== Written request ==
Gather every row below that contains the string "entry" and copy each one in full.

——

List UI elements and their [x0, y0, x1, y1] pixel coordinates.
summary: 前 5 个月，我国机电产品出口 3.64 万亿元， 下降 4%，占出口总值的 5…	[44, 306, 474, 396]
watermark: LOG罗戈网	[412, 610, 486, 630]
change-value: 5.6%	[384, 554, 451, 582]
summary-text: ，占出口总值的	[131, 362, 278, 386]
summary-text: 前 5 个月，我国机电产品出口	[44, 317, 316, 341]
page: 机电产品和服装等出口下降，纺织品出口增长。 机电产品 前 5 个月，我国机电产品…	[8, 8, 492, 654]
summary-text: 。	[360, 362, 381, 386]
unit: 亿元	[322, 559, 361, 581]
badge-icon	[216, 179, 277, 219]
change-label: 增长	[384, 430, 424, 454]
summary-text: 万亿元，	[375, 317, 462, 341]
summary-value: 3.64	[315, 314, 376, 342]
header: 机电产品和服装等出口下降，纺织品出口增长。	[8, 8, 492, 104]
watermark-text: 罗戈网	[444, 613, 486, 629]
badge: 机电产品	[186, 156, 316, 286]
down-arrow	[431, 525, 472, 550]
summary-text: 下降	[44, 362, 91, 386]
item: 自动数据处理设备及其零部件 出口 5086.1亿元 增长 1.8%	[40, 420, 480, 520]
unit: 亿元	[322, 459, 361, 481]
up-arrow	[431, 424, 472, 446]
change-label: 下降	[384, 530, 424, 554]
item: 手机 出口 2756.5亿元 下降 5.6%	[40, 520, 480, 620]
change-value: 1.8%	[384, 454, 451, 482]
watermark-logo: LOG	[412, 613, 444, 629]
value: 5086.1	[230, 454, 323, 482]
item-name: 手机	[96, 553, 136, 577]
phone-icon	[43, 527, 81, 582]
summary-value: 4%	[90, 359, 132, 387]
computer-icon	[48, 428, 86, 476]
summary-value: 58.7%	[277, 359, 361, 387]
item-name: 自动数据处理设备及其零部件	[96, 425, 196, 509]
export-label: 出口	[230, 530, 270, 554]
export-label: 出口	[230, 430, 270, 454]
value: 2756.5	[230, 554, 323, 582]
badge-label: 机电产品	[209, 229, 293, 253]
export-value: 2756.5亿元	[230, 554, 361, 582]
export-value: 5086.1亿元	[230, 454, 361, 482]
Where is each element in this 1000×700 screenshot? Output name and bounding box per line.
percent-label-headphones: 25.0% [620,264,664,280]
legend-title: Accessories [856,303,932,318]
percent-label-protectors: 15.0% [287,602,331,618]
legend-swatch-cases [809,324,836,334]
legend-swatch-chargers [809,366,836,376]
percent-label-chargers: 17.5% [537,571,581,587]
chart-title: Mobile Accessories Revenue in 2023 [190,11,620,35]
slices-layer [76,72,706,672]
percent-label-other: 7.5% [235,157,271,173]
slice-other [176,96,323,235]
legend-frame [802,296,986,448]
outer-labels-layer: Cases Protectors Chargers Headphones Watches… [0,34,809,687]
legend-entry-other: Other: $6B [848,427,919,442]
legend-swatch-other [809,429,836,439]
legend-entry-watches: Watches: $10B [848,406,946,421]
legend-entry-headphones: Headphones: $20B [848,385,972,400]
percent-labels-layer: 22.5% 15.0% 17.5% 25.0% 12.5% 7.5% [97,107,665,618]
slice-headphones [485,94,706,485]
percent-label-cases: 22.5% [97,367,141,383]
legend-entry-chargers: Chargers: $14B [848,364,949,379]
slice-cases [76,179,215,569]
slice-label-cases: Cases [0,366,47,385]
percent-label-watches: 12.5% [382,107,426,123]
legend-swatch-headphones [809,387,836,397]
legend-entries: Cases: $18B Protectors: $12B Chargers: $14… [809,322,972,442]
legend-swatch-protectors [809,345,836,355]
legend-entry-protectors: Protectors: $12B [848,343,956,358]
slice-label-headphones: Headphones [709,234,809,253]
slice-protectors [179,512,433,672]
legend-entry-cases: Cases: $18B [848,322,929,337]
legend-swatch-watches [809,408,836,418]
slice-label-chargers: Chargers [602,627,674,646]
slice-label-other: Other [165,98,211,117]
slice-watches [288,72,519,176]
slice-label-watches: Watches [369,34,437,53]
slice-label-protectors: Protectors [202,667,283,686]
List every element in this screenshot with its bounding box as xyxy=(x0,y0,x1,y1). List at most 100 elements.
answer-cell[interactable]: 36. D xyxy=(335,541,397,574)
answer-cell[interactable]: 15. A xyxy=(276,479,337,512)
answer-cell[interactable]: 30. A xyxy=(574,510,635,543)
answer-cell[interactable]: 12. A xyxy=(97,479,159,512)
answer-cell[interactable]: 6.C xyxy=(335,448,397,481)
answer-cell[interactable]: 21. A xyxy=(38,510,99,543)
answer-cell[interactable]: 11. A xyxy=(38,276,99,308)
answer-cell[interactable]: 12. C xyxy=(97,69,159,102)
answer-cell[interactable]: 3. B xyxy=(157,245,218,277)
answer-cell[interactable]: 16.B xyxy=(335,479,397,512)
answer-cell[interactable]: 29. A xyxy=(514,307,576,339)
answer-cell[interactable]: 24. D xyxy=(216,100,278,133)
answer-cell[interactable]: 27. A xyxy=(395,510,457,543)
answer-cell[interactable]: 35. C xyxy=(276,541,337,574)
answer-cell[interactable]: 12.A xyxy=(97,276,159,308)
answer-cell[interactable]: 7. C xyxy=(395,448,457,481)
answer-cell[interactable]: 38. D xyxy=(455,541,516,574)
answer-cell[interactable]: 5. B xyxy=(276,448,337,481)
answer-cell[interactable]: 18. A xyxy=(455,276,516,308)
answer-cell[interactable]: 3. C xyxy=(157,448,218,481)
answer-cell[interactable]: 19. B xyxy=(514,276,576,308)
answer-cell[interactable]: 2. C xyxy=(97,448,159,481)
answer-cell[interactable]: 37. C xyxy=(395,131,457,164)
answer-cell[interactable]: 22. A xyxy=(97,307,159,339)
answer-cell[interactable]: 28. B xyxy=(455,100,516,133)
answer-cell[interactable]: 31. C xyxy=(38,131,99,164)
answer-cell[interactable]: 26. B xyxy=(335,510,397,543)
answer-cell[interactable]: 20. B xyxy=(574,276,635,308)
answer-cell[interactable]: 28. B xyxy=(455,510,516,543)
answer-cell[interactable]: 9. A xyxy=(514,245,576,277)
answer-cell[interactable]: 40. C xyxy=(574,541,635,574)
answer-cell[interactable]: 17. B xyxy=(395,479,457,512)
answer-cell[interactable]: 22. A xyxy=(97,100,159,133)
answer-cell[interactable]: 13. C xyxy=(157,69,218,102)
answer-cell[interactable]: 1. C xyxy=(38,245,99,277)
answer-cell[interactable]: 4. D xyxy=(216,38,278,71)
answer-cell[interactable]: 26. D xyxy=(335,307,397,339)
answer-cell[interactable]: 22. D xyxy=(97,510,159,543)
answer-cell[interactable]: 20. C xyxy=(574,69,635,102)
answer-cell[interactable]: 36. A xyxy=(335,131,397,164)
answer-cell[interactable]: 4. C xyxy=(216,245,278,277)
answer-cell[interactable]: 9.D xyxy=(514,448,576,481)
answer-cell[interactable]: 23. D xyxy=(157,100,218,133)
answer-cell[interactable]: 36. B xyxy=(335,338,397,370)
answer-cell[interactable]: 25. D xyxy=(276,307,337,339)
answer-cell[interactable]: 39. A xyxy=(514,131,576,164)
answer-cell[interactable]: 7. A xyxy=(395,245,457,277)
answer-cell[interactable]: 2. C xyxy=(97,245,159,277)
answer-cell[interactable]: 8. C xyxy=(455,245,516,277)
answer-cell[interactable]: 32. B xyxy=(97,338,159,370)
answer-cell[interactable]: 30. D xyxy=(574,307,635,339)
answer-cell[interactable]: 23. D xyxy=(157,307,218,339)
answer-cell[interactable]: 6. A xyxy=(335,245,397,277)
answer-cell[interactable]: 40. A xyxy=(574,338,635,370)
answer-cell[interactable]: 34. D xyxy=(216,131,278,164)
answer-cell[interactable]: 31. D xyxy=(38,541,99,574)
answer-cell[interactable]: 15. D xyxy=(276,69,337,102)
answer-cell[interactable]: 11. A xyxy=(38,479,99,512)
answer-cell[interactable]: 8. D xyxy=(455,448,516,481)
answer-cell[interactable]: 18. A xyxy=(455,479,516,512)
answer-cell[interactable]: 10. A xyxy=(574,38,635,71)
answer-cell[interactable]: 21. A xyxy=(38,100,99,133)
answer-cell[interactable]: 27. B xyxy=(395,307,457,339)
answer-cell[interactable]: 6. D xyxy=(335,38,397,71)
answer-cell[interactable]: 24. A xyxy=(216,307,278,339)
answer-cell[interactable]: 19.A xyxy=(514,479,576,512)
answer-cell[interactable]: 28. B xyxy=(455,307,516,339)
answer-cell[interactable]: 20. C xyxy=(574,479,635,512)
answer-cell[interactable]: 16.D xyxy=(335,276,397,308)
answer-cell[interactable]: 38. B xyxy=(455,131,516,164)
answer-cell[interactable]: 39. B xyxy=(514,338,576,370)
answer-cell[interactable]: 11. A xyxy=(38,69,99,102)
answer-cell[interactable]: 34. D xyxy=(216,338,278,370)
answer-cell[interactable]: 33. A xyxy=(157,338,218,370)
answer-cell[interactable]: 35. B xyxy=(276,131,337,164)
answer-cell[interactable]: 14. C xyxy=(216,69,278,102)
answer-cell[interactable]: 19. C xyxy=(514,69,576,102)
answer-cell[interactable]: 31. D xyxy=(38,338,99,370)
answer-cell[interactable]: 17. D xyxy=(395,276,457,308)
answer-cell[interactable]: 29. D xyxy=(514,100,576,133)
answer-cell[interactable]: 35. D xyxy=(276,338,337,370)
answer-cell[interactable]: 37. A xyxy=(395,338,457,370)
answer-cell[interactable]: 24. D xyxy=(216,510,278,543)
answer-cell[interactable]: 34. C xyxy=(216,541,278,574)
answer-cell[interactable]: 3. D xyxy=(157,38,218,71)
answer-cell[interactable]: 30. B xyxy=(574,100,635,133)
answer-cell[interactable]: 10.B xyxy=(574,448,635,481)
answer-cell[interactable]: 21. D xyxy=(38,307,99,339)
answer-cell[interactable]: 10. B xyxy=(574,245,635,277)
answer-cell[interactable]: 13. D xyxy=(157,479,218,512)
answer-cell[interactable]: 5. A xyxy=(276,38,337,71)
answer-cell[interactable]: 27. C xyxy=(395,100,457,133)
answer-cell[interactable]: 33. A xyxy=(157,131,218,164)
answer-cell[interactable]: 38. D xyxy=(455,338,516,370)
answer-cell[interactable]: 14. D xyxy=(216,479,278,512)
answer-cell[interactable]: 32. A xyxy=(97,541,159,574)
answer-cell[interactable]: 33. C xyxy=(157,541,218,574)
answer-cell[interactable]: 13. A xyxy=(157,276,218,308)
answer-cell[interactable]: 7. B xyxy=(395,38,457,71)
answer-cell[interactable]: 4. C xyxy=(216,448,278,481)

——

== Answer in full ==
legend-entry-other: Other: $6B [848,427,919,442]
legend-entry-watches: Watches: $10B [848,406,946,421]
legend-entry-headphones: Headphones: $20B [848,385,972,400]
legend-entry-chargers: Chargers: $14B [848,364,949,379]
legend-entry-protectors: Protectors: $12B [848,343,956,358]
legend-entry-cases: Cases: $18B [848,322,929,337]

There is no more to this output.